### Exercise inputs
★ ★ ★ ★ ★
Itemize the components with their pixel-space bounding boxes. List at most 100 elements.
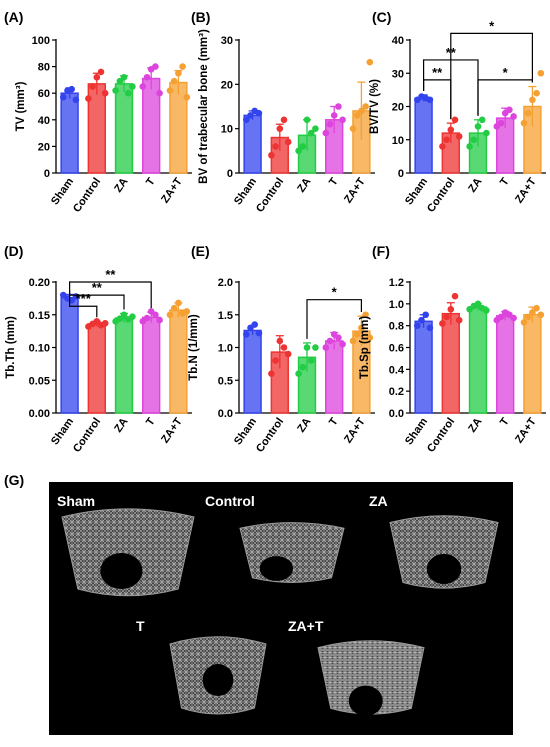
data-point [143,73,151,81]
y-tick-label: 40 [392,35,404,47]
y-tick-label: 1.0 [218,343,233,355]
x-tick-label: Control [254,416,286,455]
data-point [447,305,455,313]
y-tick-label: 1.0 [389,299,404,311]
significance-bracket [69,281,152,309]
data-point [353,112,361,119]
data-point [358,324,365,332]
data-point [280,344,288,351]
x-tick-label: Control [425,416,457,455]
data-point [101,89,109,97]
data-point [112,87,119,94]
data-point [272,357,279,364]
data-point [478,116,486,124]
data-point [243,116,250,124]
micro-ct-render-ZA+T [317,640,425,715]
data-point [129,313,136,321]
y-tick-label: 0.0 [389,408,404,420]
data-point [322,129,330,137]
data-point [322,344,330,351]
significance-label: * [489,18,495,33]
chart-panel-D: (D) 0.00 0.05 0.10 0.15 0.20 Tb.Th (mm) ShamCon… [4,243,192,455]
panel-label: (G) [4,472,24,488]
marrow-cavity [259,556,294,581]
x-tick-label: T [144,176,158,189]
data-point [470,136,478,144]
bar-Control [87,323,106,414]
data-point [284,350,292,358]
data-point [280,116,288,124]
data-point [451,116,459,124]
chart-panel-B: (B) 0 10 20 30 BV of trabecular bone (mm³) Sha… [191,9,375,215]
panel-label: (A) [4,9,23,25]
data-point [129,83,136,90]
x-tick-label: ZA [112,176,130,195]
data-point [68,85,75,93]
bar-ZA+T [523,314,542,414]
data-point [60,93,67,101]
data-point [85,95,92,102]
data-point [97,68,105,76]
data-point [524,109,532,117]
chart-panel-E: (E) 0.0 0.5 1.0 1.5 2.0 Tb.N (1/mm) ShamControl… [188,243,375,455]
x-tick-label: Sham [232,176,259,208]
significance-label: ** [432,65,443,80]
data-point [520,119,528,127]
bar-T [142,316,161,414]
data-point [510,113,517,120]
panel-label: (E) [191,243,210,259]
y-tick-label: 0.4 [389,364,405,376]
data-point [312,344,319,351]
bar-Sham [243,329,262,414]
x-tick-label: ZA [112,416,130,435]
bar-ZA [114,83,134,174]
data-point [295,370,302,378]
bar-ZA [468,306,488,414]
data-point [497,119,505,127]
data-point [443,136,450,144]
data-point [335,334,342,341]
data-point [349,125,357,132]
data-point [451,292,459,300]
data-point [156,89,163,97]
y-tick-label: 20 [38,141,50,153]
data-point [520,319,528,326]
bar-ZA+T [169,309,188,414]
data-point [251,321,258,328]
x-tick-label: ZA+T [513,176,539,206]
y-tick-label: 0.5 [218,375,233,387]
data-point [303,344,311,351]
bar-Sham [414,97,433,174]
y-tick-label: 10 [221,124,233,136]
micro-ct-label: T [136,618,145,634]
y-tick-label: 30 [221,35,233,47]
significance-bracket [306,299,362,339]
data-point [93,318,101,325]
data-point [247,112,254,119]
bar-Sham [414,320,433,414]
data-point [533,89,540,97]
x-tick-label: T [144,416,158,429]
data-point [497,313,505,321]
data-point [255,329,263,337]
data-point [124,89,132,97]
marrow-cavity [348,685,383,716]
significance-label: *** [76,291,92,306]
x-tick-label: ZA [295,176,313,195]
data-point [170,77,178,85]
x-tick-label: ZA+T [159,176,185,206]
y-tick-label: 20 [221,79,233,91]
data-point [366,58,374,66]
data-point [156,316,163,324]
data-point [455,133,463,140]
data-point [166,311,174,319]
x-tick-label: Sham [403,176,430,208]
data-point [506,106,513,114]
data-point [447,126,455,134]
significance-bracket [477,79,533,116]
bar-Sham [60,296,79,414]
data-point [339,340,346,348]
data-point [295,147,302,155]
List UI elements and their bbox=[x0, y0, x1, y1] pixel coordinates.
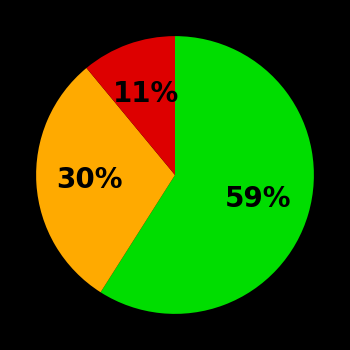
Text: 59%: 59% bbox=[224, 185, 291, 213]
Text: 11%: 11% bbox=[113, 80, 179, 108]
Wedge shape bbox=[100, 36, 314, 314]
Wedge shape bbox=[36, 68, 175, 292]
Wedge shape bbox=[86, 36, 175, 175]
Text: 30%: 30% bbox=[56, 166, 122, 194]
★ ★ ★ ★ ★
### Request
Revise the lines from the one containing "data-point [143,73,151,81]" down to the one containing "significance-label: ** [432,65,443,80]", changing "data-point" to "data-marker" and leaving all else as it is. Return only those lines.

### Exercise result
data-marker [143,73,151,81]
y-tick-label: 40 [392,35,404,47]
y-tick-label: 1.0 [218,343,233,355]
x-tick-label: Control [254,416,286,455]
data-marker [447,305,455,313]
y-tick-label: 1.0 [389,299,404,311]
significance-bracket [69,281,152,309]
data-marker [353,112,361,119]
data-marker [358,324,365,332]
data-marker [280,344,288,351]
x-tick-label: Control [425,416,457,455]
data-marker [101,89,109,97]
data-marker [112,87,119,94]
data-marker [272,357,279,364]
data-marker [478,116,486,124]
data-marker [243,116,250,124]
micro-ct-render-ZA+T [317,640,425,715]
data-marker [129,313,136,321]
y-tick-label: 0.0 [389,408,404,420]
data-marker [322,129,330,137]
data-marker [322,344,330,351]
significance-label: * [489,18,495,33]
chart-panel-D: (D) 0.00 0.05 0.10 0.15 0.20 Tb.Th (mm) ShamCon… [4,243,192,455]
panel-label: (G) [4,472,24,488]
marrow-cavity [259,556,294,581]
x-tick-label: T [144,176,158,189]
data-marker [470,136,478,144]
bar-Control [87,323,106,414]
data-marker [284,350,292,358]
data-marker [280,116,288,124]
data-marker [451,116,459,124]
chart-panel-B: (B) 0 10 20 30 BV of trabecular bone (mm³) Sha… [191,9,375,215]
panel-label: (A) [4,9,23,25]
data-marker [129,83,136,90]
x-tick-label: ZA [112,176,130,195]
data-marker [68,85,75,93]
bar-ZA+T [523,314,542,414]
data-marker [60,93,67,101]
data-marker [85,95,92,102]
data-marker [97,68,105,76]
data-marker [524,109,532,117]
chart-panel-E: (E) 0.0 0.5 1.0 1.5 2.0 Tb.N (1/mm) ShamControl… [188,243,375,455]
x-tick-label: Sham [232,176,259,208]
significance-label: ** [432,65,443,80]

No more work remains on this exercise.